[What you should do]: Below is a block of records; reproduce all of them exactly and leave out any pictures.

>> START Stored data

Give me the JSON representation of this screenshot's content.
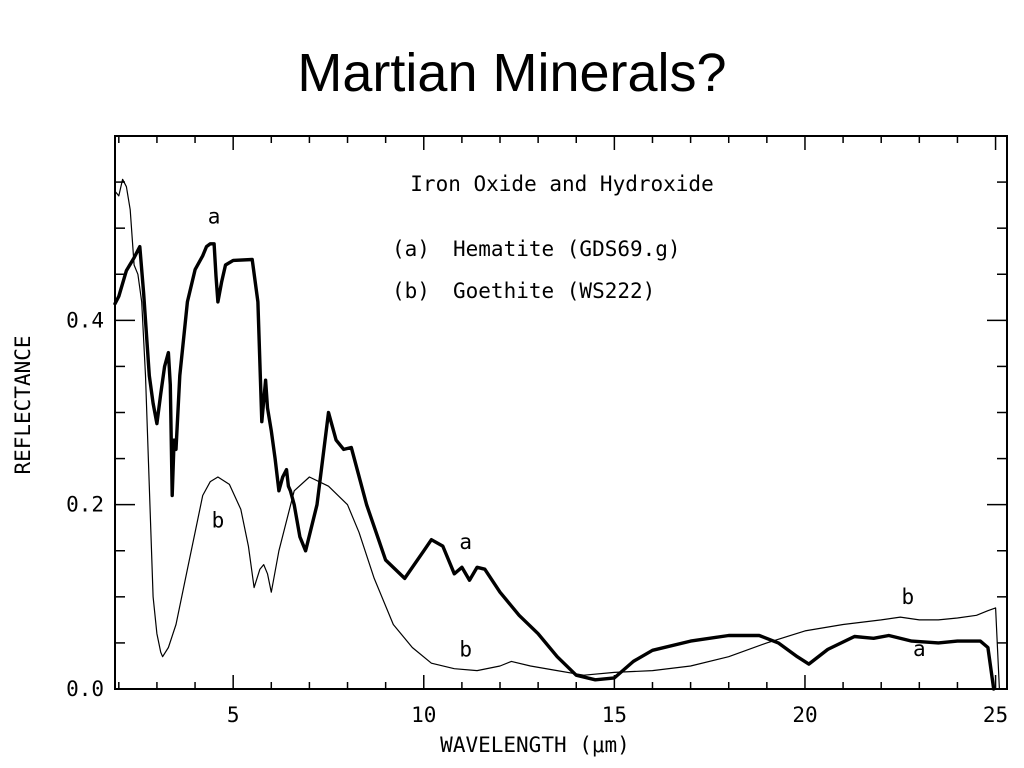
{
  "slide": {
    "title": "Martian Minerals?"
  },
  "chart_data": {
    "type": "line",
    "title": "Iron Oxide and Hydroxide",
    "xlabel": "WAVELENGTH (μm)",
    "ylabel": "REFLECTANCE",
    "xlim": [
      1.9,
      25.3
    ],
    "ylim": [
      0.0,
      0.6
    ],
    "x_ticks": [
      5,
      10,
      15,
      20,
      25
    ],
    "y_ticks": [
      0.0,
      0.2,
      0.4
    ],
    "y_tick_labels": [
      "0.0",
      "0.2",
      "0.4"
    ],
    "grid": false,
    "legend": [
      {
        "key": "(a)",
        "text": "Hematite (GDS69.g)"
      },
      {
        "key": "(b)",
        "text": "Goethite (WS222)"
      }
    ],
    "series": [
      {
        "name": "a",
        "style": "thick",
        "points": [
          [
            1.9,
            0.418
          ],
          [
            2.0,
            0.426
          ],
          [
            2.2,
            0.454
          ],
          [
            2.4,
            0.468
          ],
          [
            2.55,
            0.48
          ],
          [
            2.65,
            0.43
          ],
          [
            2.75,
            0.37
          ],
          [
            2.8,
            0.34
          ],
          [
            2.9,
            0.31
          ],
          [
            3.0,
            0.288
          ],
          [
            3.1,
            0.32
          ],
          [
            3.2,
            0.35
          ],
          [
            3.3,
            0.365
          ],
          [
            3.35,
            0.33
          ],
          [
            3.4,
            0.21
          ],
          [
            3.45,
            0.27
          ],
          [
            3.5,
            0.26
          ],
          [
            3.6,
            0.34
          ],
          [
            3.8,
            0.42
          ],
          [
            4.0,
            0.455
          ],
          [
            4.2,
            0.47
          ],
          [
            4.3,
            0.48
          ],
          [
            4.4,
            0.483
          ],
          [
            4.5,
            0.483
          ],
          [
            4.55,
            0.448
          ],
          [
            4.6,
            0.42
          ],
          [
            4.7,
            0.442
          ],
          [
            4.8,
            0.46
          ],
          [
            5.0,
            0.465
          ],
          [
            5.5,
            0.466
          ],
          [
            5.65,
            0.42
          ],
          [
            5.75,
            0.29
          ],
          [
            5.85,
            0.335
          ],
          [
            5.9,
            0.305
          ],
          [
            6.0,
            0.28
          ],
          [
            6.1,
            0.25
          ],
          [
            6.2,
            0.215
          ],
          [
            6.3,
            0.23
          ],
          [
            6.4,
            0.238
          ],
          [
            6.45,
            0.22
          ],
          [
            6.5,
            0.215
          ],
          [
            6.6,
            0.2
          ],
          [
            6.75,
            0.165
          ],
          [
            6.9,
            0.15
          ],
          [
            7.2,
            0.2
          ],
          [
            7.5,
            0.3
          ],
          [
            7.7,
            0.27
          ],
          [
            7.9,
            0.26
          ],
          [
            8.1,
            0.262
          ],
          [
            8.5,
            0.2
          ],
          [
            9.0,
            0.14
          ],
          [
            9.5,
            0.12
          ],
          [
            10.0,
            0.15
          ],
          [
            10.2,
            0.162
          ],
          [
            10.5,
            0.155
          ],
          [
            10.8,
            0.125
          ],
          [
            11.0,
            0.132
          ],
          [
            11.2,
            0.118
          ],
          [
            11.4,
            0.132
          ],
          [
            11.6,
            0.13
          ],
          [
            12.0,
            0.105
          ],
          [
            12.5,
            0.08
          ],
          [
            13.0,
            0.06
          ],
          [
            13.5,
            0.035
          ],
          [
            14.0,
            0.015
          ],
          [
            14.5,
            0.01
          ],
          [
            15.0,
            0.012
          ],
          [
            15.5,
            0.03
          ],
          [
            16.0,
            0.042
          ],
          [
            17.0,
            0.052
          ],
          [
            18.0,
            0.058
          ],
          [
            18.8,
            0.058
          ],
          [
            19.3,
            0.05
          ],
          [
            19.8,
            0.035
          ],
          [
            20.1,
            0.027
          ],
          [
            20.6,
            0.043
          ],
          [
            21.3,
            0.057
          ],
          [
            21.8,
            0.055
          ],
          [
            22.2,
            0.058
          ],
          [
            22.8,
            0.052
          ],
          [
            23.5,
            0.05
          ],
          [
            24.0,
            0.052
          ],
          [
            24.6,
            0.052
          ],
          [
            24.8,
            0.045
          ],
          [
            24.95,
            0.0
          ]
        ],
        "labels": [
          {
            "text": "a",
            "x": 4.5,
            "y": 0.505
          },
          {
            "text": "a",
            "x": 11.1,
            "y": 0.152
          },
          {
            "text": "a",
            "x": 23.0,
            "y": 0.036
          }
        ]
      },
      {
        "name": "b",
        "style": "thin",
        "points": [
          [
            1.9,
            0.54
          ],
          [
            2.0,
            0.535
          ],
          [
            2.1,
            0.553
          ],
          [
            2.2,
            0.545
          ],
          [
            2.3,
            0.52
          ],
          [
            2.4,
            0.46
          ],
          [
            2.5,
            0.45
          ],
          [
            2.6,
            0.42
          ],
          [
            2.7,
            0.34
          ],
          [
            2.8,
            0.22
          ],
          [
            2.9,
            0.1
          ],
          [
            3.0,
            0.06
          ],
          [
            3.1,
            0.04
          ],
          [
            3.15,
            0.035
          ],
          [
            3.3,
            0.045
          ],
          [
            3.5,
            0.07
          ],
          [
            3.8,
            0.13
          ],
          [
            4.0,
            0.17
          ],
          [
            4.2,
            0.21
          ],
          [
            4.4,
            0.225
          ],
          [
            4.6,
            0.23
          ],
          [
            4.9,
            0.222
          ],
          [
            5.2,
            0.195
          ],
          [
            5.4,
            0.155
          ],
          [
            5.55,
            0.11
          ],
          [
            5.7,
            0.13
          ],
          [
            5.8,
            0.135
          ],
          [
            5.9,
            0.125
          ],
          [
            6.0,
            0.105
          ],
          [
            6.2,
            0.15
          ],
          [
            6.6,
            0.215
          ],
          [
            7.0,
            0.23
          ],
          [
            7.5,
            0.22
          ],
          [
            8.0,
            0.2
          ],
          [
            8.3,
            0.17
          ],
          [
            8.7,
            0.12
          ],
          [
            9.2,
            0.07
          ],
          [
            9.7,
            0.045
          ],
          [
            10.2,
            0.028
          ],
          [
            10.8,
            0.022
          ],
          [
            11.4,
            0.02
          ],
          [
            12.0,
            0.025
          ],
          [
            12.3,
            0.03
          ],
          [
            12.8,
            0.025
          ],
          [
            13.5,
            0.02
          ],
          [
            14.2,
            0.015
          ],
          [
            15.0,
            0.018
          ],
          [
            16.0,
            0.02
          ],
          [
            17.0,
            0.025
          ],
          [
            18.0,
            0.035
          ],
          [
            19.0,
            0.05
          ],
          [
            20.0,
            0.063
          ],
          [
            21.0,
            0.07
          ],
          [
            22.0,
            0.075
          ],
          [
            22.5,
            0.078
          ],
          [
            23.0,
            0.075
          ],
          [
            23.5,
            0.075
          ],
          [
            24.0,
            0.077
          ],
          [
            24.5,
            0.08
          ],
          [
            24.8,
            0.085
          ],
          [
            25.0,
            0.088
          ],
          [
            25.1,
            0.0
          ]
        ],
        "labels": [
          {
            "text": "b",
            "x": 4.6,
            "y": 0.175
          },
          {
            "text": "b",
            "x": 11.1,
            "y": 0.035
          },
          {
            "text": "b",
            "x": 22.7,
            "y": 0.092
          }
        ]
      }
    ]
  }
}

>> END Stored data

[Answer]:
Give me the JSON representation of this screenshot's content.
{
  "slide": {
    "title": "Martian Minerals?"
  },
  "chart_data": {
    "type": "line",
    "title": "Iron Oxide and Hydroxide",
    "xlabel": "WAVELENGTH (μm)",
    "ylabel": "REFLECTANCE",
    "xlim": [
      1.9,
      25.3
    ],
    "ylim": [
      0.0,
      0.6
    ],
    "x_ticks": [
      5,
      10,
      15,
      20,
      25
    ],
    "y_ticks": [
      0.0,
      0.2,
      0.4
    ],
    "y_tick_labels": [
      "0.0",
      "0.2",
      "0.4"
    ],
    "grid": false,
    "legend": [
      {
        "key": "(a)",
        "text": "Hematite (GDS69.g)"
      },
      {
        "key": "(b)",
        "text": "Goethite (WS222)"
      }
    ],
    "series": [
      {
        "name": "a",
        "style": "thick",
        "points": [
          [
            1.9,
            0.418
          ],
          [
            2.0,
            0.426
          ],
          [
            2.2,
            0.454
          ],
          [
            2.4,
            0.468
          ],
          [
            2.55,
            0.48
          ],
          [
            2.65,
            0.43
          ],
          [
            2.75,
            0.37
          ],
          [
            2.8,
            0.34
          ],
          [
            2.9,
            0.31
          ],
          [
            3.0,
            0.288
          ],
          [
            3.1,
            0.32
          ],
          [
            3.2,
            0.35
          ],
          [
            3.3,
            0.365
          ],
          [
            3.35,
            0.33
          ],
          [
            3.4,
            0.21
          ],
          [
            3.45,
            0.27
          ],
          [
            3.5,
            0.26
          ],
          [
            3.6,
            0.34
          ],
          [
            3.8,
            0.42
          ],
          [
            4.0,
            0.455
          ],
          [
            4.2,
            0.47
          ],
          [
            4.3,
            0.48
          ],
          [
            4.4,
            0.483
          ],
          [
            4.5,
            0.483
          ],
          [
            4.55,
            0.448
          ],
          [
            4.6,
            0.42
          ],
          [
            4.7,
            0.442
          ],
          [
            4.8,
            0.46
          ],
          [
            5.0,
            0.465
          ],
          [
            5.5,
            0.466
          ],
          [
            5.65,
            0.42
          ],
          [
            5.75,
            0.29
          ],
          [
            5.85,
            0.335
          ],
          [
            5.9,
            0.305
          ],
          [
            6.0,
            0.28
          ],
          [
            6.1,
            0.25
          ],
          [
            6.2,
            0.215
          ],
          [
            6.3,
            0.23
          ],
          [
            6.4,
            0.238
          ],
          [
            6.45,
            0.22
          ],
          [
            6.5,
            0.215
          ],
          [
            6.6,
            0.2
          ],
          [
            6.75,
            0.165
          ],
          [
            6.9,
            0.15
          ],
          [
            7.2,
            0.2
          ],
          [
            7.5,
            0.3
          ],
          [
            7.7,
            0.27
          ],
          [
            7.9,
            0.26
          ],
          [
            8.1,
            0.262
          ],
          [
            8.5,
            0.2
          ],
          [
            9.0,
            0.14
          ],
          [
            9.5,
            0.12
          ],
          [
            10.0,
            0.15
          ],
          [
            10.2,
            0.162
          ],
          [
            10.5,
            0.155
          ],
          [
            10.8,
            0.125
          ],
          [
            11.0,
            0.132
          ],
          [
            11.2,
            0.118
          ],
          [
            11.4,
            0.132
          ],
          [
            11.6,
            0.13
          ],
          [
            12.0,
            0.105
          ],
          [
            12.5,
            0.08
          ],
          [
            13.0,
            0.06
          ],
          [
            13.5,
            0.035
          ],
          [
            14.0,
            0.015
          ],
          [
            14.5,
            0.01
          ],
          [
            15.0,
            0.012
          ],
          [
            15.5,
            0.03
          ],
          [
            16.0,
            0.042
          ],
          [
            17.0,
            0.052
          ],
          [
            18.0,
            0.058
          ],
          [
            18.8,
            0.058
          ],
          [
            19.3,
            0.05
          ],
          [
            19.8,
            0.035
          ],
          [
            20.1,
            0.027
          ],
          [
            20.6,
            0.043
          ],
          [
            21.3,
            0.057
          ],
          [
            21.8,
            0.055
          ],
          [
            22.2,
            0.058
          ],
          [
            22.8,
            0.052
          ],
          [
            23.5,
            0.05
          ],
          [
            24.0,
            0.052
          ],
          [
            24.6,
            0.052
          ],
          [
            24.8,
            0.045
          ],
          [
            24.95,
            0.0
          ]
        ],
        "labels": [
          {
            "text": "a",
            "x": 4.5,
            "y": 0.505
          },
          {
            "text": "a",
            "x": 11.1,
            "y": 0.152
          },
          {
            "text": "a",
            "x": 23.0,
            "y": 0.036
          }
        ]
      },
      {
        "name": "b",
        "style": "thin",
        "points": [
          [
            1.9,
            0.54
          ],
          [
            2.0,
            0.535
          ],
          [
            2.1,
            0.553
          ],
          [
            2.2,
            0.545
          ],
          [
            2.3,
            0.52
          ],
          [
            2.4,
            0.46
          ],
          [
            2.5,
            0.45
          ],
          [
            2.6,
            0.42
          ],
          [
            2.7,
            0.34
          ],
          [
            2.8,
            0.22
          ],
          [
            2.9,
            0.1
          ],
          [
            3.0,
            0.06
          ],
          [
            3.1,
            0.04
          ],
          [
            3.15,
            0.035
          ],
          [
            3.3,
            0.045
          ],
          [
            3.5,
            0.07
          ],
          [
            3.8,
            0.13
          ],
          [
            4.0,
            0.17
          ],
          [
            4.2,
            0.21
          ],
          [
            4.4,
            0.225
          ],
          [
            4.6,
            0.23
          ],
          [
            4.9,
            0.222
          ],
          [
            5.2,
            0.195
          ],
          [
            5.4,
            0.155
          ],
          [
            5.55,
            0.11
          ],
          [
            5.7,
            0.13
          ],
          [
            5.8,
            0.135
          ],
          [
            5.9,
            0.125
          ],
          [
            6.0,
            0.105
          ],
          [
            6.2,
            0.15
          ],
          [
            6.6,
            0.215
          ],
          [
            7.0,
            0.23
          ],
          [
            7.5,
            0.22
          ],
          [
            8.0,
            0.2
          ],
          [
            8.3,
            0.17
          ],
          [
            8.7,
            0.12
          ],
          [
            9.2,
            0.07
          ],
          [
            9.7,
            0.045
          ],
          [
            10.2,
            0.028
          ],
          [
            10.8,
            0.022
          ],
          [
            11.4,
            0.02
          ],
          [
            12.0,
            0.025
          ],
          [
            12.3,
            0.03
          ],
          [
            12.8,
            0.025
          ],
          [
            13.5,
            0.02
          ],
          [
            14.2,
            0.015
          ],
          [
            15.0,
            0.018
          ],
          [
            16.0,
            0.02
          ],
          [
            17.0,
            0.025
          ],
          [
            18.0,
            0.035
          ],
          [
            19.0,
            0.05
          ],
          [
            20.0,
            0.063
          ],
          [
            21.0,
            0.07
          ],
          [
            22.0,
            0.075
          ],
          [
            22.5,
            0.078
          ],
          [
            23.0,
            0.075
          ],
          [
            23.5,
            0.075
          ],
          [
            24.0,
            0.077
          ],
          [
            24.5,
            0.08
          ],
          [
            24.8,
            0.085
          ],
          [
            25.0,
            0.088
          ],
          [
            25.1,
            0.0
          ]
        ],
        "labels": [
          {
            "text": "b",
            "x": 4.6,
            "y": 0.175
          },
          {
            "text": "b",
            "x": 11.1,
            "y": 0.035
          },
          {
            "text": "b",
            "x": 22.7,
            "y": 0.092
          }
        ]
      }
    ]
  }
}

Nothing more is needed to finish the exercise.